Work instructions: The entries below are to be transcribed in full, without their images.

Exercise input:
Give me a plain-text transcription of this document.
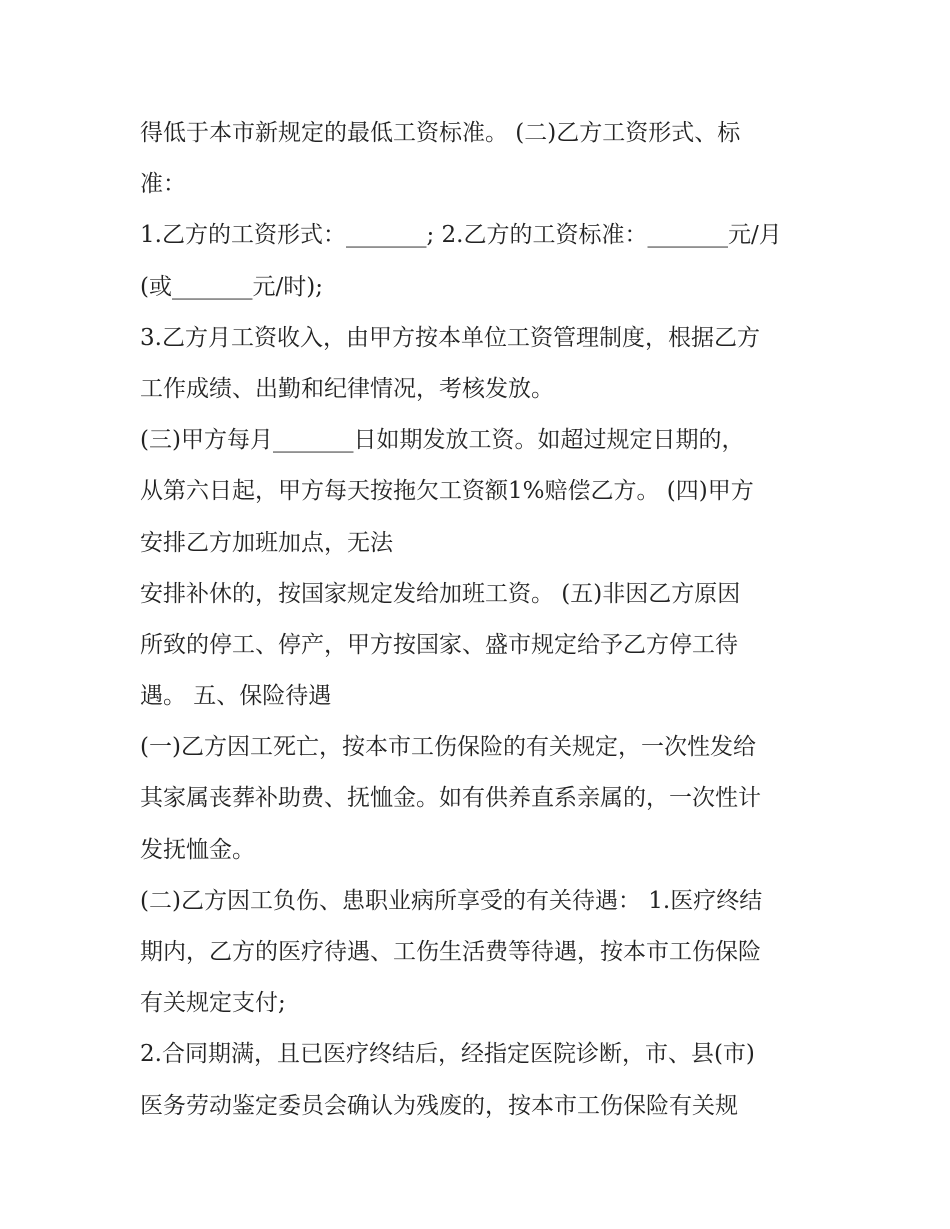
得低于本市新规定的最低工资标准。 (二)乙方工资形式、标
准：
1.乙方的工资形式：_______; 2.乙方的工资标准：_______元/月
(或_______元/时);
3.乙方月工资收入，由甲方按本单位工资管理制度，根据乙方
工作成绩、出勤和纪律情况，考核发放。
(三)甲方每月_______日如期发放工资。如超过规定日期的，
从第六日起，甲方每天按拖欠工资额1%赔偿乙方。 (四)甲方
安排乙方加班加点，无法
安排补休的，按国家规定发给加班工资。 (五)非因乙方原因
所致的停工、停产，甲方按国家、盛市规定给予乙方停工待
遇。 五、保险待遇
(一)乙方因工死亡，按本市工伤保险的有关规定，一次性发给
其家属丧葬补助费、抚恤金。如有供养直系亲属的，一次性计
发抚恤金。
(二)乙方因工负伤、患职业病所享受的有关待遇： 1.医疗终结
期内，乙方的医疗待遇、工伤生活费等待遇，按本市工伤保险
有关规定支付;
2.合同期满，且已医疗终结后，经指定医院诊断，市、县(市)
医务劳动鉴定委员会确认为残废的，按本市工伤保险有关规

Task solution:
Give me a plain-text transcription of this document.
得低于本市新规定的最低工资标准。 (二)乙方工资形式、标
准：
1.乙方的工资形式：_______; 2.乙方的工资标准：_______元/月
(或_______元/时);
3.乙方月工资收入，由甲方按本单位工资管理制度，根据乙方
工作成绩、出勤和纪律情况，考核发放。
(三)甲方每月_______日如期发放工资。如超过规定日期的，
从第六日起，甲方每天按拖欠工资额1%赔偿乙方。 (四)甲方
安排乙方加班加点，无法
安排补休的，按国家规定发给加班工资。 (五)非因乙方原因
所致的停工、停产，甲方按国家、盛市规定给予乙方停工待
遇。 五、保险待遇
(一)乙方因工死亡，按本市工伤保险的有关规定，一次性发给
其家属丧葬补助费、抚恤金。如有供养直系亲属的，一次性计
发抚恤金。
(二)乙方因工负伤、患职业病所享受的有关待遇： 1.医疗终结
期内，乙方的医疗待遇、工伤生活费等待遇，按本市工伤保险
有关规定支付;
2.合同期满，且已医疗终结后，经指定医院诊断，市、县(市)
医务劳动鉴定委员会确认为残废的，按本市工伤保险有关规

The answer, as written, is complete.